§ **Goal 1**: Rewrite the rows from the first row through the line containing "y-tick-label-left: 9 [24,21,32,38]", inclusive, with "UI component" changed to "chart element" and nothing else altered.

§ **Selection**:

>> Begin

Friday, 14. January 2022

Thatcham Research and Euro NCAP have released the results of their latest assisted driving results, with the BMW iX3 rated top out of the cars tested.

The assisted driving grading assessments were introduced in October 2020 and are designed to support the sensible marketing and safe adoption of assisted driving technology.

Seven new cars were assessed during the latest tests, with five of them pure electric vehicles (EVs), reflecting the increasing popularity of this type of vehicle within the new car market.

Each car was evaluated and rated for the level of assistance, level of driver engagement and effectiveness of the safety back-up offered by their assisted driving systems.

The best systems strike a good balance between the amount of assistance provided and how much they do to ensure drivers are engaged and aware of their responsibilities behind the wheel, according to Thatcham Research.

Matthew Avery, Thatcham Research’s chief strategic research officer, said: “Assisted driving technology can be a great comfort feature, especially when supporting drivers on long motorway journeys. But it must strike the right balance between offering a meaningful level of assistance and ensuring that motorists don’t sit back and let the system do the driving.

“We’ve seen the dangerous outcomes on roads around the world when drivers become convinced that their role is secondary.”

Capabilities described ‘correctly’

Last year’s assisted driving grading results prompted Thatcham Research to raise concerns that some carmakers were overselling the supposed self-driving capability of their technology.

The naming, marketing and performance of Tesla’s ‘Autopilot’ system was highlighted as a concern.

However, the capabilities of cars in this year’s assessments have been described correctly and consumers are not being led to believe they are driving a car equipped with automated functionality.

Avery said: “All seven cars we’ve just tested are clearly marketed as having ‘driver assistance’ functions, not ‘automated’.

“These systems are engineered to involve and support the driver in a very cooperative manner.

“They’re certainly not trying to offer automation, where the driving task can be relinquished to the vehicle, and we strongly believe that’s the right thing to do.”

BMW’s iX3 emerged as the top performer, scoring 169 points (out of a possible 200) and earning a ‘very good’ grading, while the Ford Mustang Mach-E (152 points) and Cupra Formentor (144 points) both secured a ‘good’ grading.

The all-electric Polestar 2 (135 points) and Hyundai Ioniq 5 (126 points) earned a ‘moderate’ grading, while the less expensive Toyota Yaris (109 points) and Vauxhall Mokka-e (101 points) were both handed an ‘entry’ grading for the solid core performance of their Assisted Driving technology.

Avery said: “These encouraging results reveal solid system performance across a good spread of new vehicles, and the fact that five of the seven cars are full EVs is also positive.

>> End

§ **Goal 2**: From the assisted driving article, translate this sentence into Spanish: "The naming, marketing and performance of Tesla’s ‘Autopilot’ system was highlighted as a concern."

§ **Record set**:

>> Begin

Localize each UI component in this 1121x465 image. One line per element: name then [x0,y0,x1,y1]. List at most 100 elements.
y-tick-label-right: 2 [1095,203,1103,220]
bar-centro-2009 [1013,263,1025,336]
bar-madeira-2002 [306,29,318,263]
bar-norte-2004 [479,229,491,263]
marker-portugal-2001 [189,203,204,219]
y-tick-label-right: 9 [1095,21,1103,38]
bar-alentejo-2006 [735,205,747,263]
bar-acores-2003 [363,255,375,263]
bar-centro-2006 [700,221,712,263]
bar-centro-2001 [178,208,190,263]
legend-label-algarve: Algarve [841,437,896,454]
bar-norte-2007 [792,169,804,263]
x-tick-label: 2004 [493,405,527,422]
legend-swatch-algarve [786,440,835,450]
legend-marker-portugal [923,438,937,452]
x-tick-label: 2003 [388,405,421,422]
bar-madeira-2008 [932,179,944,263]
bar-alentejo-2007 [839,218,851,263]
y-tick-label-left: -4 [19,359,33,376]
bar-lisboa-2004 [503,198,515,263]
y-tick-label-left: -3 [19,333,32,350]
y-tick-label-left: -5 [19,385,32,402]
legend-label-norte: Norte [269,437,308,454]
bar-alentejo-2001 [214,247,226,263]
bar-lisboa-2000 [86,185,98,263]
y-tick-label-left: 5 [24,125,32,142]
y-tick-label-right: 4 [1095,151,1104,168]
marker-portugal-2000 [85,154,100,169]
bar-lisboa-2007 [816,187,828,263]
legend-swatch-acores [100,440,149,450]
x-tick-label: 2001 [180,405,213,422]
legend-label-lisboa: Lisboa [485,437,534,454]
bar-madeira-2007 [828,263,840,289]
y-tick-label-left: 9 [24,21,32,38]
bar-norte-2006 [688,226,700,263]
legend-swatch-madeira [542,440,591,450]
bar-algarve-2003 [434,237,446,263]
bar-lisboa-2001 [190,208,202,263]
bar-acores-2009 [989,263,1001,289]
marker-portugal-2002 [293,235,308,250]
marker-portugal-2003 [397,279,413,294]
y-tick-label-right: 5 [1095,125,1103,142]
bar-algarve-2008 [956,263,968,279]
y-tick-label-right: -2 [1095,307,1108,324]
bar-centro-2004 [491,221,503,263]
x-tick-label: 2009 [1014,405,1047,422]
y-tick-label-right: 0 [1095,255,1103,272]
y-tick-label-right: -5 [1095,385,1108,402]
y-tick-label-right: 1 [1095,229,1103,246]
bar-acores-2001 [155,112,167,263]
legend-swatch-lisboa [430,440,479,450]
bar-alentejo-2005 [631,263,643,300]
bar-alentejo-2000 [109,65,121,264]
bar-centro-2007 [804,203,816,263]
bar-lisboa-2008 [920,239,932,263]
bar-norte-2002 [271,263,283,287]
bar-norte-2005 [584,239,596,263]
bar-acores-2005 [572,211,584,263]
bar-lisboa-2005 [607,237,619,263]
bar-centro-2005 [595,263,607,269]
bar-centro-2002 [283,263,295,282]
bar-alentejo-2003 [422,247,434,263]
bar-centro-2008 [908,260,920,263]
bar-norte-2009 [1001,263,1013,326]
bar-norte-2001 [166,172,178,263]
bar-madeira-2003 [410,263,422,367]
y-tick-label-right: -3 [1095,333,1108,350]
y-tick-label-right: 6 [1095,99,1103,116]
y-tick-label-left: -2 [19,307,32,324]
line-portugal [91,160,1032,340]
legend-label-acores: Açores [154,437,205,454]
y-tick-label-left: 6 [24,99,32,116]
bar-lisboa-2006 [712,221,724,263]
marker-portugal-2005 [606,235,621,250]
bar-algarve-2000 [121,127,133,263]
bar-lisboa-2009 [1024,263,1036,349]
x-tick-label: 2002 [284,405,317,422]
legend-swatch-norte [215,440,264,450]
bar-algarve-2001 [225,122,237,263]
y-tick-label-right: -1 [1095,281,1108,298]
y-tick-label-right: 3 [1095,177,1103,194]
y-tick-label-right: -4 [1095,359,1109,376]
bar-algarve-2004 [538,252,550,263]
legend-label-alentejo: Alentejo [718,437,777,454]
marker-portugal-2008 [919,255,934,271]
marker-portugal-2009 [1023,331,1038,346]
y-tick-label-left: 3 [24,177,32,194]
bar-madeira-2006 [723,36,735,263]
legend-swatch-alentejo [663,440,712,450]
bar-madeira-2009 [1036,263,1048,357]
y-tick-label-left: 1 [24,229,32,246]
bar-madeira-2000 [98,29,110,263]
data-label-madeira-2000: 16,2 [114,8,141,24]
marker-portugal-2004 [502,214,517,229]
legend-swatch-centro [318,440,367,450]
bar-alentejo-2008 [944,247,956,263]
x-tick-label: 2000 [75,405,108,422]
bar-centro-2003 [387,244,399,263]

>> End

§ **Final result 1**:
Localize each chart element in this 1121x465 image. One line per element: name then [x0,y0,x1,y1]. List at most 100 elements.
y-tick-label-right: 2 [1095,203,1103,220]
bar-centro-2009 [1013,263,1025,336]
bar-madeira-2002 [306,29,318,263]
bar-norte-2004 [479,229,491,263]
marker-portugal-2001 [189,203,204,219]
y-tick-label-right: 9 [1095,21,1103,38]
bar-alentejo-2006 [735,205,747,263]
bar-acores-2003 [363,255,375,263]
bar-centro-2006 [700,221,712,263]
bar-centro-2001 [178,208,190,263]
legend-label-algarve: Algarve [841,437,896,454]
bar-norte-2007 [792,169,804,263]
x-tick-label: 2004 [493,405,527,422]
legend-swatch-algarve [786,440,835,450]
legend-marker-portugal [923,438,937,452]
x-tick-label: 2003 [388,405,421,422]
bar-madeira-2008 [932,179,944,263]
bar-alentejo-2007 [839,218,851,263]
y-tick-label-left: -4 [19,359,33,376]
bar-lisboa-2004 [503,198,515,263]
y-tick-label-left: -3 [19,333,32,350]
y-tick-label-left: -5 [19,385,32,402]
legend-label-norte: Norte [269,437,308,454]
bar-alentejo-2001 [214,247,226,263]
bar-lisboa-2000 [86,185,98,263]
y-tick-label-left: 5 [24,125,32,142]
y-tick-label-right: 4 [1095,151,1104,168]
marker-portugal-2000 [85,154,100,169]
bar-lisboa-2007 [816,187,828,263]
legend-swatch-acores [100,440,149,450]
x-tick-label: 2001 [180,405,213,422]
legend-label-lisboa: Lisboa [485,437,534,454]
bar-madeira-2007 [828,263,840,289]
y-tick-label-left: 9 [24,21,32,38]

§ **Final result 2**: El nombre, la comercialización y el rendimiento del sistema 'Autopilot' de Tesla se señalaron como motivo de preocupación.